Dataset records:

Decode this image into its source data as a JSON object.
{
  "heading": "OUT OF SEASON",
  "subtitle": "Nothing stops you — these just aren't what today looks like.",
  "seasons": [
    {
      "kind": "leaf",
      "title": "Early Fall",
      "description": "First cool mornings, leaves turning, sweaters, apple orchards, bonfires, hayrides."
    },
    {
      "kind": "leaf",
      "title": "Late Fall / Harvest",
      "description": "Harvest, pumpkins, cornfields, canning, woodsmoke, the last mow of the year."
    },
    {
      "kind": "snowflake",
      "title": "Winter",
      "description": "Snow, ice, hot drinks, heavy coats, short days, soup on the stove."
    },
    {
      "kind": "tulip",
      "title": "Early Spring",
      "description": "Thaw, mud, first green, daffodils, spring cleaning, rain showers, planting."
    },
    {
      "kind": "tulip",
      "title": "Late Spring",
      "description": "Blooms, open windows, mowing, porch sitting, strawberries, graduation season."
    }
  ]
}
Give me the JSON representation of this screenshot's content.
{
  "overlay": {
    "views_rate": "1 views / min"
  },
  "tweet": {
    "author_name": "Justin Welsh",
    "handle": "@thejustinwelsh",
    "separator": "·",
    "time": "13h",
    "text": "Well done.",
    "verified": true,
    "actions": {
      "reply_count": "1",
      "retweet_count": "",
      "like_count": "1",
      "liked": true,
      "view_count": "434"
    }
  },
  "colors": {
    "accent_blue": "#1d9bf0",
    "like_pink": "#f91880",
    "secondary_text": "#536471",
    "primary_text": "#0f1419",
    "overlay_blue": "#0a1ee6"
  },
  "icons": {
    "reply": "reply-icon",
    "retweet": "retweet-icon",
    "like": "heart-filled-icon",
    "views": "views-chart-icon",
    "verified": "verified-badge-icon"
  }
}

**WRITTEN PROBLEM**
Write out every line from the records above, word for word.

**WRITTEN ANSWER**
Decode this image into its source data as a JSON object.
{
  "heading": "OUT OF SEASON",
  "subtitle": "Nothing stops you — these just aren't what today looks like.",
  "seasons": [
    {
      "kind": "leaf",
      "title": "Early Fall",
      "description": "First cool mornings, leaves turning, sweaters, apple orchards, bonfires, hayrides."
    },
    {
      "kind": "leaf",
      "title": "Late Fall / Harvest",
      "description": "Harvest, pumpkins, cornfields, canning, woodsmoke, the last mow of the year."
    },
    {
      "kind": "snowflake",
      "title": "Winter",
      "description": "Snow, ice, hot drinks, heavy coats, short days, soup on the stove."
    },
    {
      "kind": "tulip",
      "title": "Early Spring",
      "description": "Thaw, mud, first green, daffodils, spring cleaning, rain showers, planting."
    },
    {
      "kind": "tulip",
      "title": "Late Spring",
      "description": "Blooms, open windows, mowing, porch sitting, strawberries, graduation season."
    }
  ]
}
Give me the JSON representation of this screenshot's content.
{
  "overlay": {
    "views_rate": "1 views / min"
  },
  "tweet": {
    "author_name": "Justin Welsh",
    "handle": "@thejustinwelsh",
    "separator": "·",
    "time": "13h",
    "text": "Well done.",
    "verified": true,
    "actions": {
      "reply_count": "1",
      "retweet_count": "",
      "like_count": "1",
      "liked": true,
      "view_count": "434"
    }
  },
  "colors": {
    "accent_blue": "#1d9bf0",
    "like_pink": "#f91880",
    "secondary_text": "#536471",
    "primary_text": "#0f1419",
    "overlay_blue": "#0a1ee6"
  },
  "icons": {
    "reply": "reply-icon",
    "retweet": "retweet-icon",
    "like": "heart-filled-icon",
    "views": "views-chart-icon",
    "verified": "verified-badge-icon"
  }
}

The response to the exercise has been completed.